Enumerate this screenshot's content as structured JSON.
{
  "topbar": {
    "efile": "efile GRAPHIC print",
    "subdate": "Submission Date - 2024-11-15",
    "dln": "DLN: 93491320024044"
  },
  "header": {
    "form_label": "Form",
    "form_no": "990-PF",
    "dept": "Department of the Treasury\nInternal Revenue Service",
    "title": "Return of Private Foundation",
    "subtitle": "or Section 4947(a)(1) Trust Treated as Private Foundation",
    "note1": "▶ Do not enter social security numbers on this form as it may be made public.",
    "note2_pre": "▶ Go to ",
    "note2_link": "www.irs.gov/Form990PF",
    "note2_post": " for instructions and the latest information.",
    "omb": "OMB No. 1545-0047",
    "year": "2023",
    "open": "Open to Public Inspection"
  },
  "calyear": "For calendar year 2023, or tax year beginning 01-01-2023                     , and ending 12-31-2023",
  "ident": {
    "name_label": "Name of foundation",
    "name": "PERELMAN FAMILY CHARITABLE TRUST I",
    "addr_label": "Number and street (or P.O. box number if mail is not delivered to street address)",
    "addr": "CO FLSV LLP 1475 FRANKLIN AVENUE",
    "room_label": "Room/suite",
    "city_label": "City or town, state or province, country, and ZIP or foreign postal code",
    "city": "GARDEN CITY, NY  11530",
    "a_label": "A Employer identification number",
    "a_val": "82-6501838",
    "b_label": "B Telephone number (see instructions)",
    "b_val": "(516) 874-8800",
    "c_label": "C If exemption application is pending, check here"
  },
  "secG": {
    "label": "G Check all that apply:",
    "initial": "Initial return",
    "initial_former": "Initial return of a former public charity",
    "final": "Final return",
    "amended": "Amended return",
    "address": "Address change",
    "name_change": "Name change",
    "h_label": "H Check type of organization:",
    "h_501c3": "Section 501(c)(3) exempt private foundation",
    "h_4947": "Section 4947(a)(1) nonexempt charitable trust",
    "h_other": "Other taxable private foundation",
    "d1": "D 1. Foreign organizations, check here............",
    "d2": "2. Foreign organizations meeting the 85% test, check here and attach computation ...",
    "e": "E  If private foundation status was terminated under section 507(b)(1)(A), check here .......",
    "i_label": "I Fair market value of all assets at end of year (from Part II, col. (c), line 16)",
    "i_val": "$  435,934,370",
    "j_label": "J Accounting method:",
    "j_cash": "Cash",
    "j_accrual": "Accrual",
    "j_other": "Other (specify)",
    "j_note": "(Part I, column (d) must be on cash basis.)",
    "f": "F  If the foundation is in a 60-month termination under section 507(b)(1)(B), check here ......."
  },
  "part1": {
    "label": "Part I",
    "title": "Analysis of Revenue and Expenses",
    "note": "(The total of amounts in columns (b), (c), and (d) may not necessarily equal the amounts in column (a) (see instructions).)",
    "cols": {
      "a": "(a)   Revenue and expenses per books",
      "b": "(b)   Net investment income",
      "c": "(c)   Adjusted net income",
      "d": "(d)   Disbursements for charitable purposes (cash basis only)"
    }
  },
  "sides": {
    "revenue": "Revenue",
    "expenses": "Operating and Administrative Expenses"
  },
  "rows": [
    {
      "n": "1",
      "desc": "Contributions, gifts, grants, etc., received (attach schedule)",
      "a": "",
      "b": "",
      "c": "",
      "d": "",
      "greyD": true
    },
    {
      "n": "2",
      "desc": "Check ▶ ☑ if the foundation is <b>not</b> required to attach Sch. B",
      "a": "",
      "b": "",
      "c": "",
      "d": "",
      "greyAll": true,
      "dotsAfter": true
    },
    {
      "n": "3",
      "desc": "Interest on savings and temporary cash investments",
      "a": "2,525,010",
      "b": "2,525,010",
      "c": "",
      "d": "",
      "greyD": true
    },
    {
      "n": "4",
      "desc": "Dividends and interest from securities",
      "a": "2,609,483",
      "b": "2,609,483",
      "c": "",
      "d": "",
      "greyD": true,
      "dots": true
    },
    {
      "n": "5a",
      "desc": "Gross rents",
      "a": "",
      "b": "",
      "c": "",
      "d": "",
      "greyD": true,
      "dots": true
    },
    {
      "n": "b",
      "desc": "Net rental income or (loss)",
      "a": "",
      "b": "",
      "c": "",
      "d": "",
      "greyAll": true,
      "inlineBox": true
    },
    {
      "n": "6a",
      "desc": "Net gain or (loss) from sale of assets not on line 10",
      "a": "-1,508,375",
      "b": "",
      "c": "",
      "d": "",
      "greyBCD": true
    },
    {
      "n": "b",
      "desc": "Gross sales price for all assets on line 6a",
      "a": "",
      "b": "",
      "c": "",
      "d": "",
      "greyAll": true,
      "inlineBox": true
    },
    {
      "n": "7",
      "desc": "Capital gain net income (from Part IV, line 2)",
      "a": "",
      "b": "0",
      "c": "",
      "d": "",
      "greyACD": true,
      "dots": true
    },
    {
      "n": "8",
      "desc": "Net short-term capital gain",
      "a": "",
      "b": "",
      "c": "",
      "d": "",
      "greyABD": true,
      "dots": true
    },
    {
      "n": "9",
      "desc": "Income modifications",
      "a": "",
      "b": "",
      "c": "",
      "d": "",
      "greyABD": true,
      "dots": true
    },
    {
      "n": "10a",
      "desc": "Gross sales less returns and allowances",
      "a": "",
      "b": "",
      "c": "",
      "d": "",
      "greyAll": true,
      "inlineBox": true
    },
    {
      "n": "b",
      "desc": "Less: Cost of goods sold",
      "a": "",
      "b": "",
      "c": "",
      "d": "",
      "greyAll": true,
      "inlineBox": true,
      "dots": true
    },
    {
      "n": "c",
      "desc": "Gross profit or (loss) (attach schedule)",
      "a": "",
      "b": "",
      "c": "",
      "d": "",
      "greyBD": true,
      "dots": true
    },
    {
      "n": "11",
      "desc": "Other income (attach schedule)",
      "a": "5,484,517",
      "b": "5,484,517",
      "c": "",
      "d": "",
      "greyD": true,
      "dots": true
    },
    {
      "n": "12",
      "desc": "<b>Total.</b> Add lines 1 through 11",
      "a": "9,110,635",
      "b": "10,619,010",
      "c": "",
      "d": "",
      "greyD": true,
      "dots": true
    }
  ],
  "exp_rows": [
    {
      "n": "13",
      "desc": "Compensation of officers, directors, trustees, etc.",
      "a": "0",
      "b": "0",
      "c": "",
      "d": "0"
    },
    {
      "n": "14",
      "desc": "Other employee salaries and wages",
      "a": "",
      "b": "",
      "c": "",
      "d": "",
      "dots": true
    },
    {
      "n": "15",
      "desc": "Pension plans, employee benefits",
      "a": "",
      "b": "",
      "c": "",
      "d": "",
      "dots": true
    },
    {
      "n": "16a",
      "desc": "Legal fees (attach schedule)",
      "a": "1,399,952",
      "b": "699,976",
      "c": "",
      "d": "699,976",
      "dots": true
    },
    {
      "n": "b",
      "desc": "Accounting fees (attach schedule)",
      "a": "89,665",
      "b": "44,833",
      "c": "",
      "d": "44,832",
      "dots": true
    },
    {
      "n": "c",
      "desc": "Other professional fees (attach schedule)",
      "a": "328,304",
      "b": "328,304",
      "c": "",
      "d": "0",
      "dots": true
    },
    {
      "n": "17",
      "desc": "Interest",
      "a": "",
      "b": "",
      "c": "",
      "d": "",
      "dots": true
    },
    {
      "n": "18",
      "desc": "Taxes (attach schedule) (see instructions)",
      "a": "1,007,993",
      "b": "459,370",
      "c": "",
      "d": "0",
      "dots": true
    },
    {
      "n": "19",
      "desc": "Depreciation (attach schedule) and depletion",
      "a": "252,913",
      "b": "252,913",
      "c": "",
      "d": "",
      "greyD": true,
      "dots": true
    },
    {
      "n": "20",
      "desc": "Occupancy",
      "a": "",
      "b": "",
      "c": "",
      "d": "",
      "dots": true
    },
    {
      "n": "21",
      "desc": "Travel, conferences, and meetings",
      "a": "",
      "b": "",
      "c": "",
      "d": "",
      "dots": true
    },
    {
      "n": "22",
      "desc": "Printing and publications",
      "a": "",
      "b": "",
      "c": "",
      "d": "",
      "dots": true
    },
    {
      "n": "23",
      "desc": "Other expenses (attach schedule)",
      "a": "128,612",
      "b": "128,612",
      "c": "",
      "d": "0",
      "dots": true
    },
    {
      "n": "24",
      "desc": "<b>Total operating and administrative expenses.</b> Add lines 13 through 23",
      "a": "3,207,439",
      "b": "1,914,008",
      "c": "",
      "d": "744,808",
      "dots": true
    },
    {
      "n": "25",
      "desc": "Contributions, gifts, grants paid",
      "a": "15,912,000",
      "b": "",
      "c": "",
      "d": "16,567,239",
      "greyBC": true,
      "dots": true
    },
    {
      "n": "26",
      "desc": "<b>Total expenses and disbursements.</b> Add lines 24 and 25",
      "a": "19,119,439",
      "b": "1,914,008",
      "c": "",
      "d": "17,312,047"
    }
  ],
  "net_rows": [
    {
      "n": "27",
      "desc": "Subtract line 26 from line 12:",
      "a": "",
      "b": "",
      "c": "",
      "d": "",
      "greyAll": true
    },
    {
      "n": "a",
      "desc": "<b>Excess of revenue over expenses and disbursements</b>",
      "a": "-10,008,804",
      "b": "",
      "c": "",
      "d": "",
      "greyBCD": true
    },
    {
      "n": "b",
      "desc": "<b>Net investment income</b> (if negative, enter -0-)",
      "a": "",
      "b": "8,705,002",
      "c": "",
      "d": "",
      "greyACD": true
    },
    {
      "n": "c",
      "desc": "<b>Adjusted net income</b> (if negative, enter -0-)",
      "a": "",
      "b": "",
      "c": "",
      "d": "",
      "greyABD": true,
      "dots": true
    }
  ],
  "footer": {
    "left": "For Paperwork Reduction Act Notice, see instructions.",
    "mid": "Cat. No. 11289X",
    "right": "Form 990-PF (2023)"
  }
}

+--

In the data above, tally the lines holding "Accounting" and answer with the figure only.

2